- YOUR GOAL
Transcribe the material verbatim in full; the pictures do not belong in the copy.

- INFORMATION SHOWN
-----
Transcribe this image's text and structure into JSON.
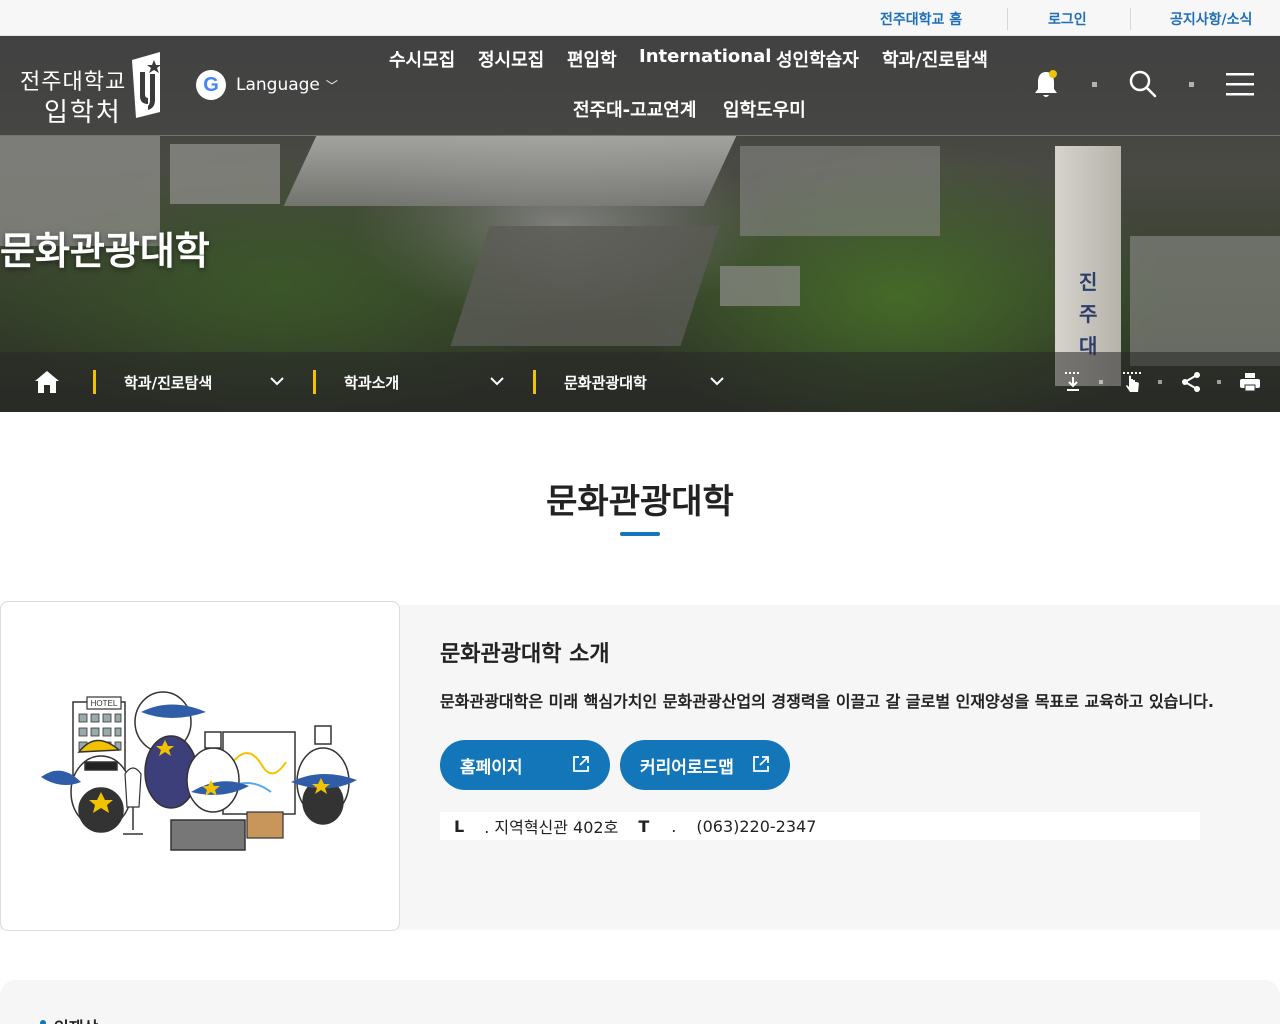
{
  "topbar": {
    "links": [
      "전주대학교 홈",
      "로그인",
      "공지사항/소식"
    ]
  },
  "header": {
    "logo_line1": "전주대학교",
    "logo_line2": "입학처",
    "language_label": "Language",
    "menu_row1": [
      "수시모집",
      "정시모집",
      "편입학",
      "International",
      "성인학습자",
      "학과/진로탐색"
    ],
    "menu_row2": [
      "전주대-고교연계",
      "입학도우미"
    ]
  },
  "hero": {
    "title": "문화관광대학",
    "tower_text": [
      "진",
      "주",
      "대"
    ]
  },
  "location": {
    "items": [
      "학과/진로탐색",
      "학과소개",
      "문화관광대학"
    ]
  },
  "main": {
    "title": "문화관광대학",
    "intro_title": "문화관광대학 소개",
    "intro_desc": "문화관광대학은 미래 핵심가치인 문화관광산업의 경쟁력을 이끌고 갈 글로벌 인재양성을 목표로 교육하고 있습니다.",
    "buttons": [
      "홈페이지",
      "커리어로드맵"
    ],
    "info": {
      "location_key": "L",
      "location_value": ". 지역혁신관 402호",
      "tel_key": "T",
      "tel_value": "(063)220-2347"
    },
    "illustration_sign": "HOTEL",
    "next_section_title": "인재상"
  },
  "colors": {
    "primary": "#1276b8",
    "link": "#1f6fb8",
    "accent": "#f2c200"
  }
}
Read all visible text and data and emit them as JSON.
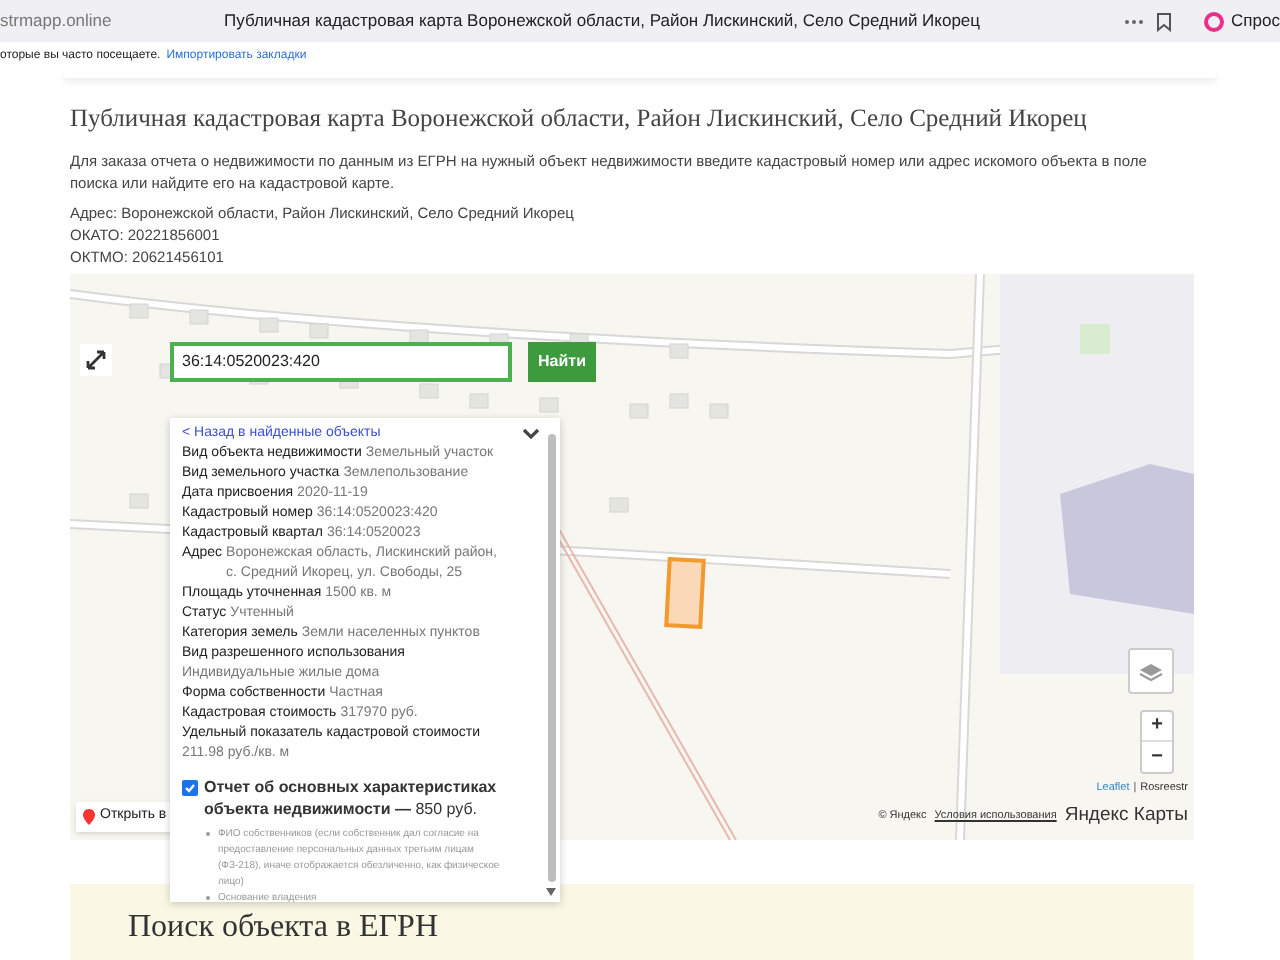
{
  "browser": {
    "url": "strmapp.online",
    "title": "Публичная кадастровая карта Воронежской области, Район Лискинский, Село Средний Икорец",
    "profile_label": "Спрос"
  },
  "bookmarks_bar": {
    "hint": "оторые вы часто посещаете.",
    "link": "Импортировать закладки"
  },
  "page": {
    "title": "Публичная кадастровая карта Воронежской области, Район Лискинский, Село Средний Икорец",
    "intro": "Для заказа отчета о недвижимости по данным из ЕГРН на нужный объект недвижимости введите кадастровый номер или адрес искомого объекта в поле поиска или найдите его на кадастровой карте.",
    "address": "Адрес: Воронежской области, Район Лискинский, Село Средний Икорец",
    "okato": "ОКАТО: 20221856001",
    "oktmo": "ОКТМО: 20621456101"
  },
  "map": {
    "search": {
      "value": "36:14:0520023:420"
    },
    "find_button": "Найти",
    "open_button": "Открыть в",
    "attribution_separator": "|",
    "zoom_in": "+",
    "zoom_out": "−",
    "leaflet": "Leaflet",
    "rosreestr": "Rosreestr",
    "copyright": "© Яндекс",
    "terms": "Условия использования",
    "logo": "Яндекс Карты",
    "popup": {
      "back_link": "< Назад в найденные объекты",
      "fields": [
        {
          "label": "Вид объекта недвижимости",
          "value": "Земельный участок",
          "kind": "inline"
        },
        {
          "label": "Вид земельного участка",
          "value": "Землепользование",
          "kind": "inline"
        },
        {
          "label": "Дата присвоения",
          "value": "2020-11-19",
          "kind": "inline"
        },
        {
          "label": "Кадастровый номер",
          "value": "36:14:0520023:420",
          "kind": "inline"
        },
        {
          "label": "Кадастровый квартал",
          "value": "36:14:0520023",
          "kind": "inline"
        },
        {
          "label": "Адрес",
          "value": "Воронежская область, Лискинский район, с. Средний Икорец, ул. Свободы, 25",
          "kind": "inline"
        },
        {
          "label": "Площадь уточненная",
          "value": "1500 кв. м",
          "kind": "inline"
        },
        {
          "label": "Статус",
          "value": "Учтенный",
          "kind": "inline"
        },
        {
          "label": "Категория земель",
          "value": "Земли населенных пунктов",
          "kind": "inline"
        },
        {
          "label": "Вид разрешенного использования",
          "value": "Индивидуальные жилые дома",
          "kind": "block"
        },
        {
          "label": "Форма собственности",
          "value": "Частная",
          "kind": "inline"
        },
        {
          "label": "Кадастровая стоимость",
          "value": "317970 руб.",
          "kind": "inline"
        },
        {
          "label": "Удельный показатель кадастровой стоимости",
          "value": "211.98 руб./кв. м",
          "kind": "block"
        }
      ],
      "report": {
        "checked": true,
        "text": "**Отчет об основных характеристиках объекта недвижимости —** 850 руб.",
        "bullets": [
          "ФИО собственников (если собственник дал согласие на предоставление персональных данных третьим лицам (ФЗ-218), иначе отображается обезличенно, как физическое лицо)",
          "Основание владения"
        ]
      }
    }
  },
  "section": {
    "title": "Поиск объекта в ЕГРН"
  }
}
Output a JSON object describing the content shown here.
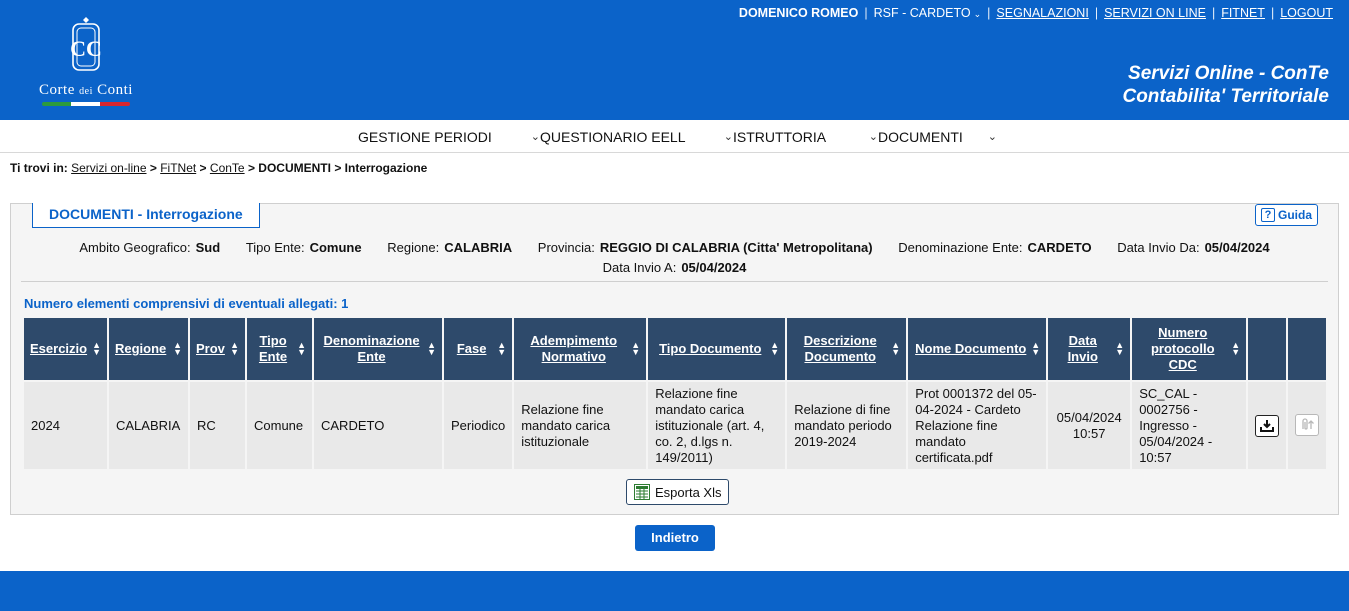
{
  "header": {
    "logo_main": "Corte",
    "logo_small": "dei",
    "logo_end": "Conti",
    "user": "DOMENICO ROMEO",
    "rsf": "RSF  - CARDETO",
    "links": [
      "SEGNALAZIONI",
      "SERVIZI ON LINE",
      "FITNET",
      "LOGOUT"
    ],
    "title_line1": "Servizi Online - ConTe",
    "title_line2": "Contabilita' Territoriale"
  },
  "nav": {
    "items": [
      "GESTIONE PERIODI",
      "QUESTIONARIO EELL",
      "ISTRUTTORIA",
      "DOCUMENTI"
    ]
  },
  "breadcrumb": {
    "prefix": "Ti trovi in:",
    "links": [
      "Servizi on-line",
      "FiTNet",
      "ConTe"
    ],
    "current1": "DOCUMENTI",
    "current2": "Interrogazione",
    "sep": ">"
  },
  "panel": {
    "tab_title": "DOCUMENTI - Interrogazione",
    "guida_label": "Guida",
    "filters": [
      {
        "label": "Ambito Geografico:",
        "value": "Sud"
      },
      {
        "label": "Tipo Ente:",
        "value": "Comune"
      },
      {
        "label": "Regione:",
        "value": "CALABRIA"
      },
      {
        "label": "Provincia:",
        "value": "REGGIO DI CALABRIA (Citta' Metropolitana)"
      },
      {
        "label": "Denominazione Ente:",
        "value": "CARDETO"
      },
      {
        "label": "Data Invio Da:",
        "value": "05/04/2024"
      },
      {
        "label": "Data Invio A:",
        "value": "05/04/2024"
      }
    ],
    "count_text": "Numero elementi comprensivi di eventuali allegati: 1",
    "export_label": "Esporta Xls"
  },
  "table": {
    "headers": [
      "Esercizio",
      "Regione",
      "Prov",
      "Tipo Ente",
      "Denominazione Ente",
      "Fase",
      "Adempimento Normativo",
      "Tipo Documento",
      "Descrizione Documento",
      "Nome Documento",
      "Data Invio",
      "Numero protocollo CDC"
    ],
    "rows": [
      {
        "esercizio": "2024",
        "regione": "CALABRIA",
        "prov": "RC",
        "tipo_ente": "Comune",
        "denominazione": "CARDETO",
        "fase": "Periodico",
        "adempimento": "Relazione fine mandato carica istituzionale",
        "tipo_documento": "Relazione fine mandato carica istituzionale (art. 4, co. 2, d.lgs n. 149/2011)",
        "descrizione": "Relazione di fine mandato periodo 2019-2024",
        "nome_documento": "Prot 0001372 del 05-04-2024 - Cardeto Relazione fine mandato certificata.pdf",
        "data_invio": "05/04/2024 10:57",
        "protocollo": "SC_CAL - 0002756 - Ingresso - 05/04/2024 - 10:57"
      }
    ]
  },
  "actions": {
    "back_label": "Indietro"
  },
  "colors": {
    "brand_blue": "#0b63c9",
    "table_header": "#2e4a6b",
    "row_bg": "#e9e9e9"
  }
}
-----
- THE ANSWER
Transcribe this image's text and structure into JSON.
{
  "topbar": {
    "links": [
      "전주대학교 홈",
      "로그인",
      "공지사항/소식"
    ]
  },
  "header": {
    "logo_line1": "전주대학교",
    "logo_line2": "입학처",
    "language_label": "Language",
    "menu_row1": [
      "수시모집",
      "정시모집",
      "편입학",
      "International",
      "성인학습자",
      "학과/진로탐색"
    ],
    "menu_row2": [
      "전주대-고교연계",
      "입학도우미"
    ]
  },
  "hero": {
    "title": "문화관광대학",
    "tower_text": [
      "진",
      "주",
      "대"
    ]
  },
  "location": {
    "items": [
      "학과/진로탐색",
      "학과소개",
      "문화관광대학"
    ]
  },
  "main": {
    "title": "문화관광대학",
    "intro_title": "문화관광대학 소개",
    "intro_desc": "문화관광대학은 미래 핵심가치인 문화관광산업의 경쟁력을 이끌고 갈 글로벌 인재양성을 목표로 교육하고 있습니다.",
    "buttons": [
      "홈페이지",
      "커리어로드맵"
    ],
    "info": {
      "location_key": "L",
      "location_value": ". 지역혁신관 402호",
      "tel_key": "T",
      "tel_value": "(063)220-2347"
    },
    "illustration_sign": "HOTEL",
    "next_section_title": "인재상"
  },
  "colors": {
    "primary": "#1276b8",
    "link": "#1f6fb8",
    "accent": "#f2c200"
  }
}
Read all visible text and data and emit them as JSON.
{
  "browser": {
    "url": "strmapp.online",
    "title": "Публичная кадастровая карта Воронежской области, Район Лискинский, Село Средний Икорец",
    "profile_label": "Спрос"
  },
  "bookmarks_bar": {
    "hint": "оторые вы часто посещаете.",
    "link": "Импортировать закладки"
  },
  "page": {
    "title": "Публичная кадастровая карта Воронежской области, Район Лискинский, Село Средний Икорец",
    "intro": "Для заказа отчета о недвижимости по данным из ЕГРН на нужный объект недвижимости введите кадастровый номер или адрес искомого объекта в поле поиска или найдите его на кадастровой карте.",
    "address": "Адрес: Воронежской области, Район Лискинский, Село Средний Икорец",
    "okato": "ОКАТО: 20221856001",
    "oktmo": "ОКТМО: 20621456101"
  },
  "map": {
    "search": {
      "value": "36:14:0520023:420"
    },
    "find_button": "Найти",
    "open_button": "Открыть в",
    "attribution_separator": "|",
    "zoom_in": "+",
    "zoom_out": "−",
    "leaflet": "Leaflet",
    "rosreestr": "Rosreestr",
    "copyright": "© Яндекс",
    "terms": "Условия использования",
    "logo": "Яндекс Карты",
    "popup": {
      "back_link": "< Назад в найденные объекты",
      "fields": [
        {
          "label": "Вид объекта недвижимости",
          "value": "Земельный участок",
          "kind": "inline"
        },
        {
          "label": "Вид земельного участка",
          "value": "Землепользование",
          "kind": "inline"
        },
        {
          "label": "Дата присвоения",
          "value": "2020-11-19",
          "kind": "inline"
        },
        {
          "label": "Кадастровый номер",
          "value": "36:14:0520023:420",
          "kind": "inline"
        },
        {
          "label": "Кадастровый квартал",
          "value": "36:14:0520023",
          "kind": "inline"
        },
        {
          "label": "Адрес",
          "value": "Воронежская область, Лискинский район, с. Средний Икорец, ул. Свободы, 25",
          "kind": "inline"
        },
        {
          "label": "Площадь уточненная",
          "value": "1500 кв. м",
          "kind": "inline"
        },
        {
          "label": "Статус",
          "value": "Учтенный",
          "kind": "inline"
        },
        {
          "label": "Категория земель",
          "value": "Земли населенных пунктов",
          "kind": "inline"
        },
        {
          "label": "Вид разрешенного использования",
          "value": "Индивидуальные жилые дома",
          "kind": "block"
        },
        {
          "label": "Форма собственности",
          "value": "Частная",
          "kind": "inline"
        },
        {
          "label": "Кадастровая стоимость",
          "value": "317970 руб.",
          "kind": "inline"
        },
        {
          "label": "Удельный показатель кадастровой стоимости",
          "value": "211.98 руб./кв. м",
          "kind": "block"
        }
      ],
      "report": {
        "checked": true,
        "text": "**Отчет об основных характеристиках объекта недвижимости —** 850 руб.",
        "bullets": [
          "ФИО собственников (если собственник дал согласие на предоставление персональных данных третьим лицам (ФЗ-218), иначе отображается обезличенно, как физическое лицо)",
          "Основание владения"
        ]
      }
    }
  },
  "section": {
    "title": "Поиск объекта в ЕГРН"
  }
}
Output a JSON object describing the content shown here.
{
  "header": {
    "logo_main": "Corte",
    "logo_small": "dei",
    "logo_end": "Conti",
    "user": "DOMENICO ROMEO",
    "rsf": "RSF  - CARDETO",
    "links": [
      "SEGNALAZIONI",
      "SERVIZI ON LINE",
      "FITNET",
      "LOGOUT"
    ],
    "title_line1": "Servizi Online - ConTe",
    "title_line2": "Contabilita' Territoriale"
  },
  "nav": {
    "items": [
      "GESTIONE PERIODI",
      "QUESTIONARIO EELL",
      "ISTRUTTORIA",
      "DOCUMENTI"
    ]
  },
  "breadcrumb": {
    "prefix": "Ti trovi in:",
    "links": [
      "Servizi on-line",
      "FiTNet",
      "ConTe"
    ],
    "current1": "DOCUMENTI",
    "current2": "Interrogazione",
    "sep": ">"
  },
  "panel": {
    "tab_title": "DOCUMENTI - Interrogazione",
    "guida_label": "Guida",
    "filters": [
      {
        "label": "Ambito Geografico:",
        "value": "Sud"
      },
      {
        "label": "Tipo Ente:",
        "value": "Comune"
      },
      {
        "label": "Regione:",
        "value": "CALABRIA"
      },
      {
        "label": "Provincia:",
        "value": "REGGIO DI CALABRIA (Citta' Metropolitana)"
      },
      {
        "label": "Denominazione Ente:",
        "value": "CARDETO"
      },
      {
        "label": "Data Invio Da:",
        "value": "05/04/2024"
      },
      {
        "label": "Data Invio A:",
        "value": "05/04/2024"
      }
    ],
    "count_text": "Numero elementi comprensivi di eventuali allegati: 1",
    "export_label": "Esporta Xls"
  },
  "table": {
    "headers": [
      "Esercizio",
      "Regione",
      "Prov",
      "Tipo Ente",
      "Denominazione Ente",
      "Fase",
      "Adempimento Normativo",
      "Tipo Documento",
      "Descrizione Documento",
      "Nome Documento",
      "Data Invio",
      "Numero protocollo CDC"
    ],
    "rows": [
      {
        "esercizio": "2024",
        "regione": "CALABRIA",
        "prov": "RC",
        "tipo_ente": "Comune",
        "denominazione": "CARDETO",
        "fase": "Periodico",
        "adempimento": "Relazione fine mandato carica istituzionale",
        "tipo_documento": "Relazione fine mandato carica istituzionale (art. 4, co. 2, d.lgs n. 149/2011)",
        "descrizione": "Relazione di fine mandato periodo 2019-2024",
        "nome_documento": "Prot 0001372 del 05-04-2024 - Cardeto Relazione fine mandato certificata.pdf",
        "data_invio": "05/04/2024 10:57",
        "protocollo": "SC_CAL - 0002756 - Ingresso - 05/04/2024 - 10:57"
      }
    ]
  },
  "actions": {
    "back_label": "Indietro"
  },
  "colors": {
    "brand_blue": "#0b63c9",
    "table_header": "#2e4a6b",
    "row_bg": "#e9e9e9"
  }
}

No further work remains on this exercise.